Every line below must be reproduced exactly. Copy them all.
--- START AVAILABLE DATA ---
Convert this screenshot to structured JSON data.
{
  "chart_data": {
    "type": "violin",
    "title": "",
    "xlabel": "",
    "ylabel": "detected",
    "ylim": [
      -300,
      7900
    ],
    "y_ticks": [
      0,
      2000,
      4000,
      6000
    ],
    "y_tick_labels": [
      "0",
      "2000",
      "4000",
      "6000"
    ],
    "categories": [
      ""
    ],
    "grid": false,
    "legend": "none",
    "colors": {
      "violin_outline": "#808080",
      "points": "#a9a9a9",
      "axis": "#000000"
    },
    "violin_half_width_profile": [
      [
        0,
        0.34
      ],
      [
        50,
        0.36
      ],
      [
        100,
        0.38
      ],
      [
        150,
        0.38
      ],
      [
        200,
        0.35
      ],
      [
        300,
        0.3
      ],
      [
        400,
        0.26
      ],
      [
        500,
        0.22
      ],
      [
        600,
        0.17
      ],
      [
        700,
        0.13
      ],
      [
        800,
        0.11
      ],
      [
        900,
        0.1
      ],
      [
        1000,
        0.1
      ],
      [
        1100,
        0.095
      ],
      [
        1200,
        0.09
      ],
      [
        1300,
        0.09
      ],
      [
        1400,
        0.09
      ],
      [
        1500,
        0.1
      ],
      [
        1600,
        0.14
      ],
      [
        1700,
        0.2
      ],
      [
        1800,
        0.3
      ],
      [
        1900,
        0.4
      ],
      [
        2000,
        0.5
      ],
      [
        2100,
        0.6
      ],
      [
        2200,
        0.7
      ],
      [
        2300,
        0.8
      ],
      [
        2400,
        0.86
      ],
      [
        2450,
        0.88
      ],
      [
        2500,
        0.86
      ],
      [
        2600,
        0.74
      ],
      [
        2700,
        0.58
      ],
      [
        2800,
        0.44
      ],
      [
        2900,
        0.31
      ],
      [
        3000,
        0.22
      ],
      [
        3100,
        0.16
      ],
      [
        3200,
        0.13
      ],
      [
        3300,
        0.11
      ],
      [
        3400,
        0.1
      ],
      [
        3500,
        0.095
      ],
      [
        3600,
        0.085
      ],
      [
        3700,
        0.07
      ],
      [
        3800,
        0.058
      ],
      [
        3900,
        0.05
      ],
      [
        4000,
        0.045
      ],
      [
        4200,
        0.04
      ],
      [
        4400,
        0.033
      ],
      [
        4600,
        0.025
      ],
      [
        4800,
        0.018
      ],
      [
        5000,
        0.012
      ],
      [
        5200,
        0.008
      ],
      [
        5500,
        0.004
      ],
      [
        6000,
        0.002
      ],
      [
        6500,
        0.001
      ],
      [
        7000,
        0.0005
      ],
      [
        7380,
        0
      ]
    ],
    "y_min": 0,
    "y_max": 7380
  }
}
--- END AVAILABLE DATA ---
- [TASK RESULT]:
Convert this screenshot to structured JSON data.
{
  "chart_data": {
    "type": "violin",
    "title": "",
    "xlabel": "",
    "ylabel": "detected",
    "ylim": [
      -300,
      7900
    ],
    "y_ticks": [
      0,
      2000,
      4000,
      6000
    ],
    "y_tick_labels": [
      "0",
      "2000",
      "4000",
      "6000"
    ],
    "categories": [
      ""
    ],
    "grid": false,
    "legend": "none",
    "colors": {
      "violin_outline": "#808080",
      "points": "#a9a9a9",
      "axis": "#000000"
    },
    "violin_half_width_profile": [
      [
        0,
        0.34
      ],
      [
        50,
        0.36
      ],
      [
        100,
        0.38
      ],
      [
        150,
        0.38
      ],
      [
        200,
        0.35
      ],
      [
        300,
        0.3
      ],
      [
        400,
        0.26
      ],
      [
        500,
        0.22
      ],
      [
        600,
        0.17
      ],
      [
        700,
        0.13
      ],
      [
        800,
        0.11
      ],
      [
        900,
        0.1
      ],
      [
        1000,
        0.1
      ],
      [
        1100,
        0.095
      ],
      [
        1200,
        0.09
      ],
      [
        1300,
        0.09
      ],
      [
        1400,
        0.09
      ],
      [
        1500,
        0.1
      ],
      [
        1600,
        0.14
      ],
      [
        1700,
        0.2
      ],
      [
        1800,
        0.3
      ],
      [
        1900,
        0.4
      ],
      [
        2000,
        0.5
      ],
      [
        2100,
        0.6
      ],
      [
        2200,
        0.7
      ],
      [
        2300,
        0.8
      ],
      [
        2400,
        0.86
      ],
      [
        2450,
        0.88
      ],
      [
        2500,
        0.86
      ],
      [
        2600,
        0.74
      ],
      [
        2700,
        0.58
      ],
      [
        2800,
        0.44
      ],
      [
        2900,
        0.31
      ],
      [
        3000,
        0.22
      ],
      [
        3100,
        0.16
      ],
      [
        3200,
        0.13
      ],
      [
        3300,
        0.11
      ],
      [
        3400,
        0.1
      ],
      [
        3500,
        0.095
      ],
      [
        3600,
        0.085
      ],
      [
        3700,
        0.07
      ],
      [
        3800,
        0.058
      ],
      [
        3900,
        0.05
      ],
      [
        4000,
        0.045
      ],
      [
        4200,
        0.04
      ],
      [
        4400,
        0.033
      ],
      [
        4600,
        0.025
      ],
      [
        4800,
        0.018
      ],
      [
        5000,
        0.012
      ],
      [
        5200,
        0.008
      ],
      [
        5500,
        0.004
      ],
      [
        6000,
        0.002
      ],
      [
        6500,
        0.001
      ],
      [
        7000,
        0.0005
      ],
      [
        7380,
        0
      ]
    ],
    "y_min": 0,
    "y_max": 7380
  }
}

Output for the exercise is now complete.